[Data entries]
-- -- --

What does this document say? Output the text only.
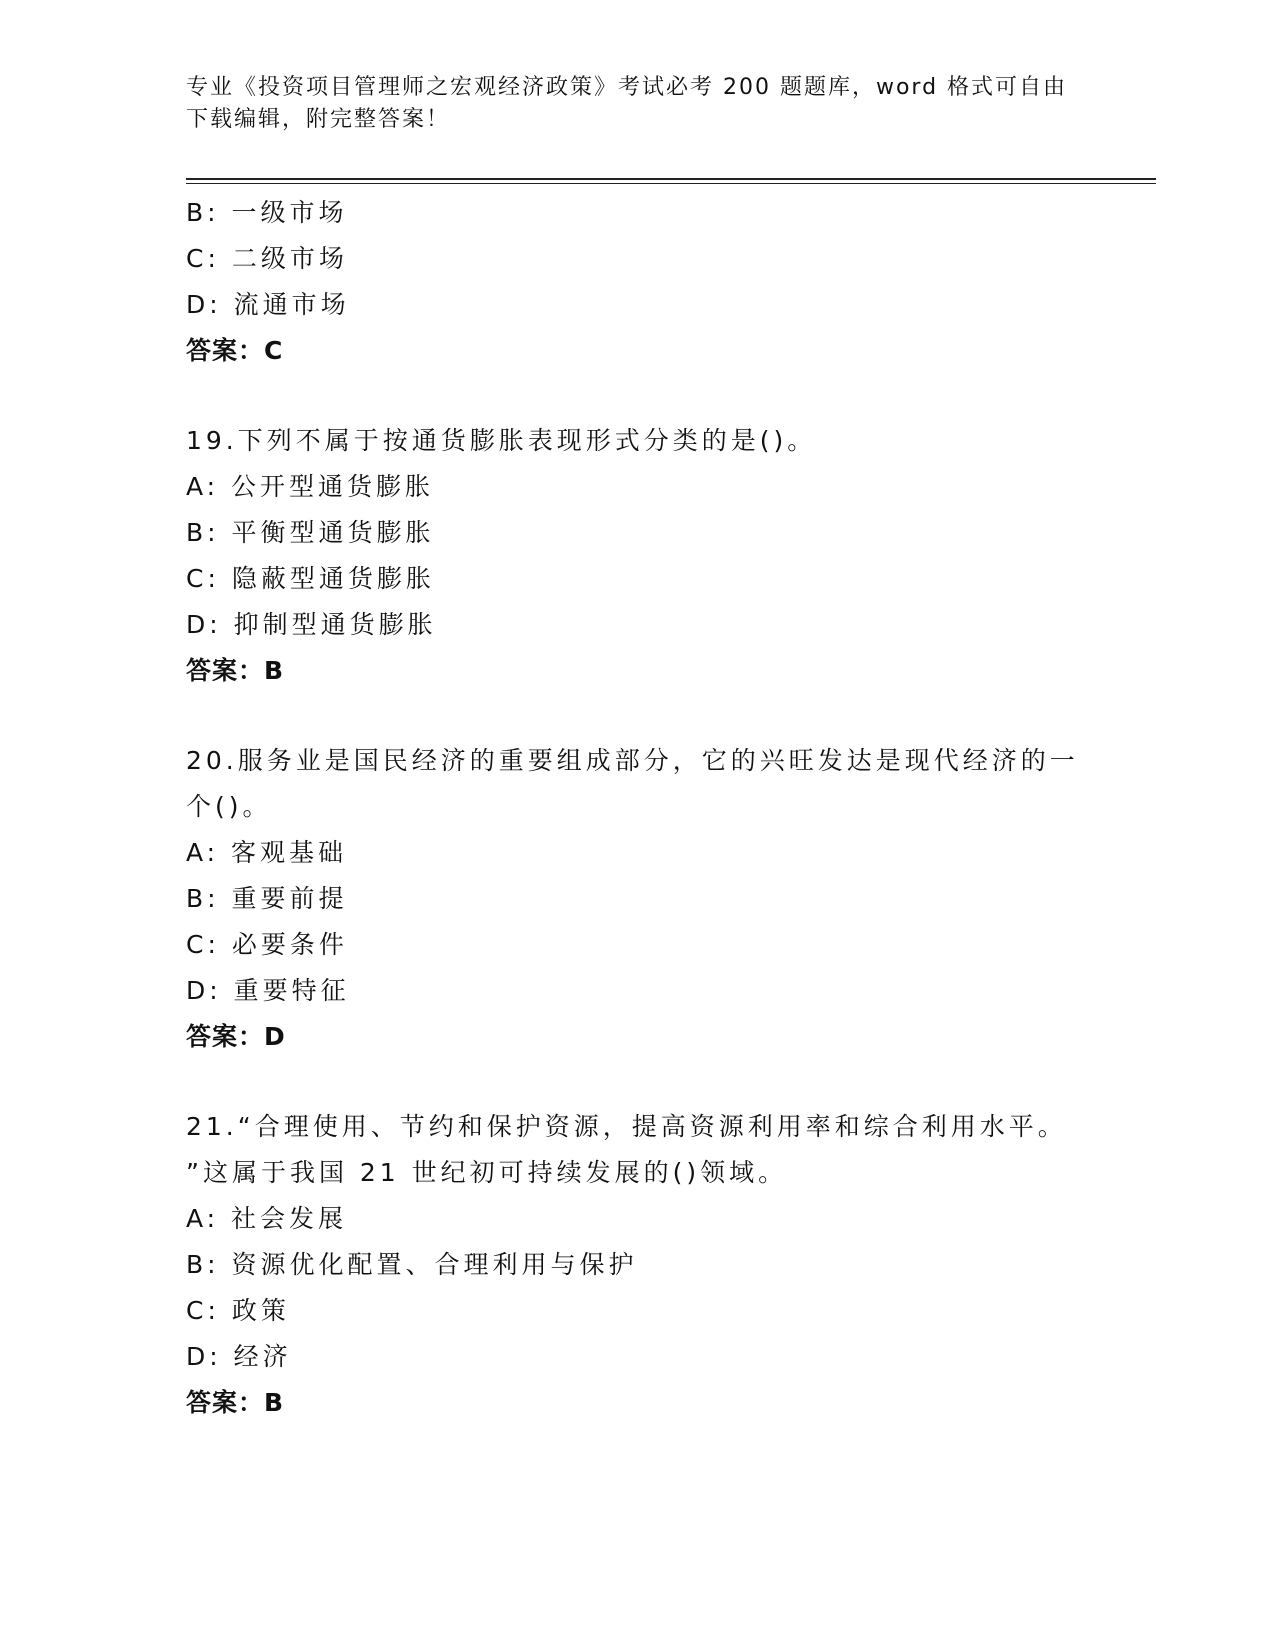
专业《投资项目管理师之宏观经济政策》考试必考 200 题题库，word 格式可自由
下载编辑，附完整答案！
B: 一级市场
C: 二级市场
D: 流通市场
答案：C
19.下列不属于按通货膨胀表现形式分类的是()。
A: 公开型通货膨胀
B: 平衡型通货膨胀
C: 隐蔽型通货膨胀
D: 抑制型通货膨胀
答案：B
20.服务业是国民经济的重要组成部分，它的兴旺发达是现代经济的一
个()。
A: 客观基础
B: 重要前提
C: 必要条件
D: 重要特征
答案：D
21.“合理使用、节约和保护资源，提高资源利用率和综合利用水平。
”这属于我国 21 世纪初可持续发展的()领域。
A: 社会发展
B: 资源优化配置、合理利用与保护
C: 政策
D: 经济
答案：B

-- -- --

Skipping the pictures, transcribe each line above exactly as it appears.

» Full output:
What does this document say? Output the text only.
专业《投资项目管理师之宏观经济政策》考试必考 200 题题库，word 格式可自由
下载编辑，附完整答案！
B: 一级市场
C: 二级市场
D: 流通市场
答案：C
19.下列不属于按通货膨胀表现形式分类的是()。
A: 公开型通货膨胀
B: 平衡型通货膨胀
C: 隐蔽型通货膨胀
D: 抑制型通货膨胀
答案：B
20.服务业是国民经济的重要组成部分，它的兴旺发达是现代经济的一
个()。
A: 客观基础
B: 重要前提
C: 必要条件
D: 重要特征
答案：D
21.“合理使用、节约和保护资源，提高资源利用率和综合利用水平。
”这属于我国 21 世纪初可持续发展的()领域。
A: 社会发展
B: 资源优化配置、合理利用与保护
C: 政策
D: 经济
答案：B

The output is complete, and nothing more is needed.